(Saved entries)
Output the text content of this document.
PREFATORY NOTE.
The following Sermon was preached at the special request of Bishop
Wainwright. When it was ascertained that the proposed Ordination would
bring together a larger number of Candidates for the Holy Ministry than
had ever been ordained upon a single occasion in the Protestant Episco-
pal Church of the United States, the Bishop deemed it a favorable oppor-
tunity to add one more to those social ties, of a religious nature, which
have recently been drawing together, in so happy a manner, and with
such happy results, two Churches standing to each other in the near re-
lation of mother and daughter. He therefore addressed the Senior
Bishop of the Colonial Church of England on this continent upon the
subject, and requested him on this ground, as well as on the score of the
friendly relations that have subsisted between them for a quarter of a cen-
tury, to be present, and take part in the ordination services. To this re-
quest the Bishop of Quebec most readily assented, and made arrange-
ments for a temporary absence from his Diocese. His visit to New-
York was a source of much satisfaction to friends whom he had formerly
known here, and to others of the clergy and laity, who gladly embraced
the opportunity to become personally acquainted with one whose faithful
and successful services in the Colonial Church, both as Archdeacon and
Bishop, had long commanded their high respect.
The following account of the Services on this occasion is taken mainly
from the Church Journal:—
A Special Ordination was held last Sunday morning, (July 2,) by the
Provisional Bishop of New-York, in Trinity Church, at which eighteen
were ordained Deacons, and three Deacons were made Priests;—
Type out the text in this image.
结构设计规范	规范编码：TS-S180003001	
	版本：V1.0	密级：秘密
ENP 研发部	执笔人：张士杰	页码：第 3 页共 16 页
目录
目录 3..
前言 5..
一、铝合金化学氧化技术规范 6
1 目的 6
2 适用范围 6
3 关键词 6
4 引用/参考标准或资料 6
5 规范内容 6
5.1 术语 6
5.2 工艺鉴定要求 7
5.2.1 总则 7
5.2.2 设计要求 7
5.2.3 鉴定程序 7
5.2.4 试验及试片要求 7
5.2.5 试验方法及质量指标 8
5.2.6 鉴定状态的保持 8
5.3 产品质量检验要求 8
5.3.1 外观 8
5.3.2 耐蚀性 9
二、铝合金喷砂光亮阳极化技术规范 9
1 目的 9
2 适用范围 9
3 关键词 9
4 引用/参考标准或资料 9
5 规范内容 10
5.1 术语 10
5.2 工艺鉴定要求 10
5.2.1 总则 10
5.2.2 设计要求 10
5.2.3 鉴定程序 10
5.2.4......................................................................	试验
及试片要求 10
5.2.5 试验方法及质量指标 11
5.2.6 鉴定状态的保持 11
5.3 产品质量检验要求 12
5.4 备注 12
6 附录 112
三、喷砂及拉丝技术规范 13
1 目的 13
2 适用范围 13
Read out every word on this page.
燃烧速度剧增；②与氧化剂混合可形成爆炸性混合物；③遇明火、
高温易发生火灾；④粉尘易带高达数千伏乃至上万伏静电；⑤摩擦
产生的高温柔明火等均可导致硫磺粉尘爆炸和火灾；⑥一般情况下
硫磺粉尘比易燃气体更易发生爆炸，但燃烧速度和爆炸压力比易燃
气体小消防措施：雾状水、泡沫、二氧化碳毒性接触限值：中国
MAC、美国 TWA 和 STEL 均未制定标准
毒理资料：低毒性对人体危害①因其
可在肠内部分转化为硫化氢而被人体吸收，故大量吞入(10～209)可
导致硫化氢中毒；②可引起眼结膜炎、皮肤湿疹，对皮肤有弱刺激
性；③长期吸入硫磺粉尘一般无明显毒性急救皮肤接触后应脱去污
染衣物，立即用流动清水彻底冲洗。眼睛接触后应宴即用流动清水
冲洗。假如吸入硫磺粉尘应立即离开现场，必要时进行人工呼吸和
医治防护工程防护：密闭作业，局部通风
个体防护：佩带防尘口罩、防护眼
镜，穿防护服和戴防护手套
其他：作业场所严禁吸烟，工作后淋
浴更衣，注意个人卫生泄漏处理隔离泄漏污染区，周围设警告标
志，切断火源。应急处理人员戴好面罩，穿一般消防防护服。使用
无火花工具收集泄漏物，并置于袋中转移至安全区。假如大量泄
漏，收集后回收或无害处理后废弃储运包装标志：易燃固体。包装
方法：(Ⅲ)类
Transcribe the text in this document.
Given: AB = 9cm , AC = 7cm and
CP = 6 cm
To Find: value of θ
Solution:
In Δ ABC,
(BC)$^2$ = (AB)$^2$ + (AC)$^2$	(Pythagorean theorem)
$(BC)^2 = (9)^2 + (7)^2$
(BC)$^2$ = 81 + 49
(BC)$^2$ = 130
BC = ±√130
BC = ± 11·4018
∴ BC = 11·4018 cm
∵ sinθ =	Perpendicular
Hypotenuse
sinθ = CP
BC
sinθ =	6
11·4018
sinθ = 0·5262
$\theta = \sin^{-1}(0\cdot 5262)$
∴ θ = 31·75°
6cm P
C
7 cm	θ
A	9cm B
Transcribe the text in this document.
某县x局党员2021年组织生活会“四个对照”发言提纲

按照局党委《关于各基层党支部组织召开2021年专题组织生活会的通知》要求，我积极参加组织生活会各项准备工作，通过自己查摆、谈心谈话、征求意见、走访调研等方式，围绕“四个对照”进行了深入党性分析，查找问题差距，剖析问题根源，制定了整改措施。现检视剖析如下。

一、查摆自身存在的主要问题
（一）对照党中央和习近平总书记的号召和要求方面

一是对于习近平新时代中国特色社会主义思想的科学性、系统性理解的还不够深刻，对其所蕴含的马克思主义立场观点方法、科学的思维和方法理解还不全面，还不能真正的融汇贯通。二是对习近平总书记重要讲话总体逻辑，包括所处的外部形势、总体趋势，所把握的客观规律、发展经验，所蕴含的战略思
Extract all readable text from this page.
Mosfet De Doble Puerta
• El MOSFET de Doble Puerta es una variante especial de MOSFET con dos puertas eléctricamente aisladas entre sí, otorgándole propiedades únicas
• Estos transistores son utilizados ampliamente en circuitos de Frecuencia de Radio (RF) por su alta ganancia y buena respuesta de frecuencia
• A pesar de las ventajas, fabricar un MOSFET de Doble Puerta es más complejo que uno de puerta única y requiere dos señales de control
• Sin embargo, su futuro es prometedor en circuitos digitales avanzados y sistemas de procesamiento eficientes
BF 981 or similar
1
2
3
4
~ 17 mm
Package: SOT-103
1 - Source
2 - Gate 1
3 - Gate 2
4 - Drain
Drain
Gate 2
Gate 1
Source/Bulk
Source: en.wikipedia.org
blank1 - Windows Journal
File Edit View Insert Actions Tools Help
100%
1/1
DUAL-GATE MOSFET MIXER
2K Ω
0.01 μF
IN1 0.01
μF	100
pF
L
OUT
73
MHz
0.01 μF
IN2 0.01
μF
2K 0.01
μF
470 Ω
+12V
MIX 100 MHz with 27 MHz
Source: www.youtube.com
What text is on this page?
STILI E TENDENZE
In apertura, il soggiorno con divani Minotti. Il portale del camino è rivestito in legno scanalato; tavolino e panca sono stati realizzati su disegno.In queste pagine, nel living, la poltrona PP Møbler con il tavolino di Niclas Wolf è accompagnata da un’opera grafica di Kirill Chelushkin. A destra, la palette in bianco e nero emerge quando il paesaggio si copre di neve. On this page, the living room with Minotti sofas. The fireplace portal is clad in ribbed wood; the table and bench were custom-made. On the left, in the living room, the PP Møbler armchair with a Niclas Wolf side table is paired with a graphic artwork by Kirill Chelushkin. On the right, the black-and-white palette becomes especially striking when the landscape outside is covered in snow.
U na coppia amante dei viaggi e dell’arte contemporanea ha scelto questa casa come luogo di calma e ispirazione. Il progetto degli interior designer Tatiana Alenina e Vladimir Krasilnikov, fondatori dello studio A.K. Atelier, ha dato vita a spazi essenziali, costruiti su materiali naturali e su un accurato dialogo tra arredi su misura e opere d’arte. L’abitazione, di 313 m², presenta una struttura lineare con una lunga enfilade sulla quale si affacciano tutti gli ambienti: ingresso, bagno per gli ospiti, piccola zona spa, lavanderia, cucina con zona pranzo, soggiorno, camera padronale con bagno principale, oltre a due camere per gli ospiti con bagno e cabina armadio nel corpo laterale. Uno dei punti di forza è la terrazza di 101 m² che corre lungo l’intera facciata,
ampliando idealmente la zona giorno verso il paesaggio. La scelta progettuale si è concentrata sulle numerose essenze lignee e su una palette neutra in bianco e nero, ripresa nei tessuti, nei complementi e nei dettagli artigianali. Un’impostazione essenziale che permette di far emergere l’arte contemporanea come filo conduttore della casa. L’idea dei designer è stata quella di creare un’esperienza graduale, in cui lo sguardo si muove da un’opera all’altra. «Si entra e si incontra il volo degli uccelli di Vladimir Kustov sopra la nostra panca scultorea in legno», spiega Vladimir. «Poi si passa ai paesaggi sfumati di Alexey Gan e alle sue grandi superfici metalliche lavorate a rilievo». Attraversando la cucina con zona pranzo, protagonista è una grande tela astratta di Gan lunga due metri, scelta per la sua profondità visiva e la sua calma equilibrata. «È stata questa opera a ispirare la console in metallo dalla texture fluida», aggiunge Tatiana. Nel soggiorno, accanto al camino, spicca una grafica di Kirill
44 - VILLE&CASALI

■ PROBLEM TO SOLVE
Check each line of the records above for "Doble", and copy those that have it.

■ RESPONSE
Mosfet De Doble Puerta
• El MOSFET de Doble Puerta es una variante especial de MOSFET con dos puertas eléctricamente aisladas entre sí, otorgándole propiedades únicas
• A pesar de las ventajas, fabricar un MOSFET de Doble Puerta es más complejo que uno de puerta única y requiere dos señales de control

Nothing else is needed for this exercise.